- Task goal: Return all of the lines below exactly as they are.

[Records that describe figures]
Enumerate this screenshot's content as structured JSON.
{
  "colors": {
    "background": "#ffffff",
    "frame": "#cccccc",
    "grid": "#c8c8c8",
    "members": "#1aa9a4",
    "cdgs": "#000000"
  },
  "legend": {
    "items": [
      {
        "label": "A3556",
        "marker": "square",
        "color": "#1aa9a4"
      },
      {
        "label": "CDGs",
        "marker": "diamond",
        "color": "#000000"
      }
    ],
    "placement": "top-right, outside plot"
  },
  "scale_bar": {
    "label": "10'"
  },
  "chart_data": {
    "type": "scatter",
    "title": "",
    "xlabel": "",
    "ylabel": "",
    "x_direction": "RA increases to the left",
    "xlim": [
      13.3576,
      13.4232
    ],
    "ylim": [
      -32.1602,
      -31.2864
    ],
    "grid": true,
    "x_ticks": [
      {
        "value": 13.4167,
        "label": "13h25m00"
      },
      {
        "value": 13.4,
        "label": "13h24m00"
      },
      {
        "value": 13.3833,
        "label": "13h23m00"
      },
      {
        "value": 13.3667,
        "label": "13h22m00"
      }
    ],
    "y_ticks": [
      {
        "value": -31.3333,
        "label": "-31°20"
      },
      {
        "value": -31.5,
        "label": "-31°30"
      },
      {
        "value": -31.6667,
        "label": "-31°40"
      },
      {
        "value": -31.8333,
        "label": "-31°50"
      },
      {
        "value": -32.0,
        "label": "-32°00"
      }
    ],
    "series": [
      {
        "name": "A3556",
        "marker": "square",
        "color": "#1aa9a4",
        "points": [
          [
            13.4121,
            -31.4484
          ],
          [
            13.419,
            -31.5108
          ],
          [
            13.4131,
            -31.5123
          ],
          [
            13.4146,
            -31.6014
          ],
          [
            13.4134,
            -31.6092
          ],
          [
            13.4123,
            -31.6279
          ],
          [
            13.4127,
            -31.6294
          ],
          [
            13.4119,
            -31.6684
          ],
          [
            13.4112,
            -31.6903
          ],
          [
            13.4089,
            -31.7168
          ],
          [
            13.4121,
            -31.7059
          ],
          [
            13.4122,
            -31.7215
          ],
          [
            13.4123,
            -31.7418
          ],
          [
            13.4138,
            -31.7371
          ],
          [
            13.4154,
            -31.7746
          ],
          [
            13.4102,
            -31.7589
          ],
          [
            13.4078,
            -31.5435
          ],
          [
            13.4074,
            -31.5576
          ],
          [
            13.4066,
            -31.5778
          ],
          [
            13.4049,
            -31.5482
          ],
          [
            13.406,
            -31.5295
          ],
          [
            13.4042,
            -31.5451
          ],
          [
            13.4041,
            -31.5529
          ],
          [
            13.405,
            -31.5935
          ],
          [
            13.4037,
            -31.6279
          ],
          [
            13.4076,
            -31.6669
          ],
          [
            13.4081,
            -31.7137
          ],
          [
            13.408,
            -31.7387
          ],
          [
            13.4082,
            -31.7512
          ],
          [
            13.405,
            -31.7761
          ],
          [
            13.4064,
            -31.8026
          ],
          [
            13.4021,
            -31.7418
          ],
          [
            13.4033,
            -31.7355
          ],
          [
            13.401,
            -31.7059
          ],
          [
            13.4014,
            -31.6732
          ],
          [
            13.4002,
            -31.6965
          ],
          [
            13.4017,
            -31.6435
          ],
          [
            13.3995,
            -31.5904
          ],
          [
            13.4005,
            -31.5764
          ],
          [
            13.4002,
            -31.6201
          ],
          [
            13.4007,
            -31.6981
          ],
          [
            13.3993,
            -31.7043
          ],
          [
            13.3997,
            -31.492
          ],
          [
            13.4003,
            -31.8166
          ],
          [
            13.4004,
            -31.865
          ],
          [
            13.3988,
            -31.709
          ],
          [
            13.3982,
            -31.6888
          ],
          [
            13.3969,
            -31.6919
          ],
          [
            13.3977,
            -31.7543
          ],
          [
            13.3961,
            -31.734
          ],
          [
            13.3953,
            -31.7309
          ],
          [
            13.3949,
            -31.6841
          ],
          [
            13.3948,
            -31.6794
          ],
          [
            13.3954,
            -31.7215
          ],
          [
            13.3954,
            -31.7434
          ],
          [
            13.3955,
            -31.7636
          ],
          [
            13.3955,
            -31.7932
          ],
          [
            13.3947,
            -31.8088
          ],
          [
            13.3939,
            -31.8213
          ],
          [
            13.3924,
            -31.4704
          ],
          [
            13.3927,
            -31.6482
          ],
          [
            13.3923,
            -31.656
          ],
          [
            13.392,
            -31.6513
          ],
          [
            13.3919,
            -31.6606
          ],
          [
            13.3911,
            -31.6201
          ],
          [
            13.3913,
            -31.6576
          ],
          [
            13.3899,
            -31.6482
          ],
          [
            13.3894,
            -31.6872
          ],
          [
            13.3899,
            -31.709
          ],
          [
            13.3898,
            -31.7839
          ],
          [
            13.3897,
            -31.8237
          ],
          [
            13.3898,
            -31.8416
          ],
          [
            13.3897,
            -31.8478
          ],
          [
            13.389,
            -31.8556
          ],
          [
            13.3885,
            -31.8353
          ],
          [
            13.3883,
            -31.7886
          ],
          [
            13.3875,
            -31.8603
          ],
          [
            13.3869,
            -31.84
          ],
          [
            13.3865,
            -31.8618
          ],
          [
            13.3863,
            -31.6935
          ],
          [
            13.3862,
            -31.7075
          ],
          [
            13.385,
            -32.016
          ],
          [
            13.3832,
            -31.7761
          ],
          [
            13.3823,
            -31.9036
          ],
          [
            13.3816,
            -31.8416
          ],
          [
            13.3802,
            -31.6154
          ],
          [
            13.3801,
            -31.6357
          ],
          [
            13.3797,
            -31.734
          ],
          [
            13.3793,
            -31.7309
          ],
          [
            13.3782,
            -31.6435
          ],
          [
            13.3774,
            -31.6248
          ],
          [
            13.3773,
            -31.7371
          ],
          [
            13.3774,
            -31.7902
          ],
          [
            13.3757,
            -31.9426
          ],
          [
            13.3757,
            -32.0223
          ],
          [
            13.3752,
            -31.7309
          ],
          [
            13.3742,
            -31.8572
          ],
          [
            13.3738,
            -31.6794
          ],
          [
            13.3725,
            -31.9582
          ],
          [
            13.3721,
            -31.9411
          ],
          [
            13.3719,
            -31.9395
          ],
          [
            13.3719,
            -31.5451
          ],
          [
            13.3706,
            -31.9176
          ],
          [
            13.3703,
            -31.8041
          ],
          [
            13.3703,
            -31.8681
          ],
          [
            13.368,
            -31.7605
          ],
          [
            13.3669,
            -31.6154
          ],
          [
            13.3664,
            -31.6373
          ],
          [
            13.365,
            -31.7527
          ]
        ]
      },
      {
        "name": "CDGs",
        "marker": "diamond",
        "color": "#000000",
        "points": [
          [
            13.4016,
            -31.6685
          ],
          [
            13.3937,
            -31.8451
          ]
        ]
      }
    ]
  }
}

- Task result:
Enumerate this screenshot's content as structured JSON.
{
  "colors": {
    "background": "#ffffff",
    "frame": "#cccccc",
    "grid": "#c8c8c8",
    "members": "#1aa9a4",
    "cdgs": "#000000"
  },
  "legend": {
    "items": [
      {
        "label": "A3556",
        "marker": "square",
        "color": "#1aa9a4"
      },
      {
        "label": "CDGs",
        "marker": "diamond",
        "color": "#000000"
      }
    ],
    "placement": "top-right, outside plot"
  },
  "scale_bar": {
    "label": "10'"
  },
  "chart_data": {
    "type": "scatter",
    "title": "",
    "xlabel": "",
    "ylabel": "",
    "x_direction": "RA increases to the left",
    "xlim": [
      13.3576,
      13.4232
    ],
    "ylim": [
      -32.1602,
      -31.2864
    ],
    "grid": true,
    "x_ticks": [
      {
        "value": 13.4167,
        "label": "13h25m00"
      },
      {
        "value": 13.4,
        "label": "13h24m00"
      },
      {
        "value": 13.3833,
        "label": "13h23m00"
      },
      {
        "value": 13.3667,
        "label": "13h22m00"
      }
    ],
    "y_ticks": [
      {
        "value": -31.3333,
        "label": "-31°20"
      },
      {
        "value": -31.5,
        "label": "-31°30"
      },
      {
        "value": -31.6667,
        "label": "-31°40"
      },
      {
        "value": -31.8333,
        "label": "-31°50"
      },
      {
        "value": -32.0,
        "label": "-32°00"
      }
    ],
    "series": [
      {
        "name": "A3556",
        "marker": "square",
        "color": "#1aa9a4",
        "points": [
          [
            13.4121,
            -31.4484
          ],
          [
            13.419,
            -31.5108
          ],
          [
            13.4131,
            -31.5123
          ],
          [
            13.4146,
            -31.6014
          ],
          [
            13.4134,
            -31.6092
          ],
          [
            13.4123,
            -31.6279
          ],
          [
            13.4127,
            -31.6294
          ],
          [
            13.4119,
            -31.6684
          ],
          [
            13.4112,
            -31.6903
          ],
          [
            13.4089,
            -31.7168
          ],
          [
            13.4121,
            -31.7059
          ],
          [
            13.4122,
            -31.7215
          ],
          [
            13.4123,
            -31.7418
          ],
          [
            13.4138,
            -31.7371
          ],
          [
            13.4154,
            -31.7746
          ],
          [
            13.4102,
            -31.7589
          ],
          [
            13.4078,
            -31.5435
          ],
          [
            13.4074,
            -31.5576
          ],
          [
            13.4066,
            -31.5778
          ],
          [
            13.4049,
            -31.5482
          ],
          [
            13.406,
            -31.5295
          ],
          [
            13.4042,
            -31.5451
          ],
          [
            13.4041,
            -31.5529
          ],
          [
            13.405,
            -31.5935
          ],
          [
            13.4037,
            -31.6279
          ],
          [
            13.4076,
            -31.6669
          ],
          [
            13.4081,
            -31.7137
          ],
          [
            13.408,
            -31.7387
          ],
          [
            13.4082,
            -31.7512
          ],
          [
            13.405,
            -31.7761
          ],
          [
            13.4064,
            -31.8026
          ],
          [
            13.4021,
            -31.7418
          ],
          [
            13.4033,
            -31.7355
          ],
          [
            13.401,
            -31.7059
          ],
          [
            13.4014,
            -31.6732
          ],
          [
            13.4002,
            -31.6965
          ],
          [
            13.4017,
            -31.6435
          ],
          [
            13.3995,
            -31.5904
          ],
          [
            13.4005,
            -31.5764
          ],
          [
            13.4002,
            -31.6201
          ],
          [
            13.4007,
            -31.6981
          ],
          [
            13.3993,
            -31.7043
          ],
          [
            13.3997,
            -31.492
          ],
          [
            13.4003,
            -31.8166
          ],
          [
            13.4004,
            -31.865
          ],
          [
            13.3988,
            -31.709
          ],
          [
            13.3982,
            -31.6888
          ],
          [
            13.3969,
            -31.6919
          ],
          [
            13.3977,
            -31.7543
          ],
          [
            13.3961,
            -31.734
          ],
          [
            13.3953,
            -31.7309
          ],
          [
            13.3949,
            -31.6841
          ],
          [
            13.3948,
            -31.6794
          ],
          [
            13.3954,
            -31.7215
          ],
          [
            13.3954,
            -31.7434
          ],
          [
            13.3955,
            -31.7636
          ],
          [
            13.3955,
            -31.7932
          ],
          [
            13.3947,
            -31.8088
          ],
          [
            13.3939,
            -31.8213
          ],
          [
            13.3924,
            -31.4704
          ],
          [
            13.3927,
            -31.6482
          ],
          [
            13.3923,
            -31.656
          ],
          [
            13.392,
            -31.6513
          ],
          [
            13.3919,
            -31.6606
          ],
          [
            13.3911,
            -31.6201
          ],
          [
            13.3913,
            -31.6576
          ],
          [
            13.3899,
            -31.6482
          ],
          [
            13.3894,
            -31.6872
          ],
          [
            13.3899,
            -31.709
          ],
          [
            13.3898,
            -31.7839
          ],
          [
            13.3897,
            -31.8237
          ],
          [
            13.3898,
            -31.8416
          ],
          [
            13.3897,
            -31.8478
          ],
          [
            13.389,
            -31.8556
          ],
          [
            13.3885,
            -31.8353
          ],
          [
            13.3883,
            -31.7886
          ],
          [
            13.3875,
            -31.8603
          ],
          [
            13.3869,
            -31.84
          ],
          [
            13.3865,
            -31.8618
          ],
          [
            13.3863,
            -31.6935
          ],
          [
            13.3862,
            -31.7075
          ],
          [
            13.385,
            -32.016
          ],
          [
            13.3832,
            -31.7761
          ],
          [
            13.3823,
            -31.9036
          ],
          [
            13.3816,
            -31.8416
          ],
          [
            13.3802,
            -31.6154
          ],
          [
            13.3801,
            -31.6357
          ],
          [
            13.3797,
            -31.734
          ],
          [
            13.3793,
            -31.7309
          ],
          [
            13.3782,
            -31.6435
          ],
          [
            13.3774,
            -31.6248
          ],
          [
            13.3773,
            -31.7371
          ],
          [
            13.3774,
            -31.7902
          ],
          [
            13.3757,
            -31.9426
          ],
          [
            13.3757,
            -32.0223
          ],
          [
            13.3752,
            -31.7309
          ],
          [
            13.3742,
            -31.8572
          ],
          [
            13.3738,
            -31.6794
          ],
          [
            13.3725,
            -31.9582
          ],
          [
            13.3721,
            -31.9411
          ],
          [
            13.3719,
            -31.9395
          ],
          [
            13.3719,
            -31.5451
          ],
          [
            13.3706,
            -31.9176
          ],
          [
            13.3703,
            -31.8041
          ],
          [
            13.3703,
            -31.8681
          ],
          [
            13.368,
            -31.7605
          ],
          [
            13.3669,
            -31.6154
          ],
          [
            13.3664,
            -31.6373
          ],
          [
            13.365,
            -31.7527
          ]
        ]
      },
      {
        "name": "CDGs",
        "marker": "diamond",
        "color": "#000000",
        "points": [
          [
            13.4016,
            -31.6685
          ],
          [
            13.3937,
            -31.8451
          ]
        ]
      }
    ]
  }
}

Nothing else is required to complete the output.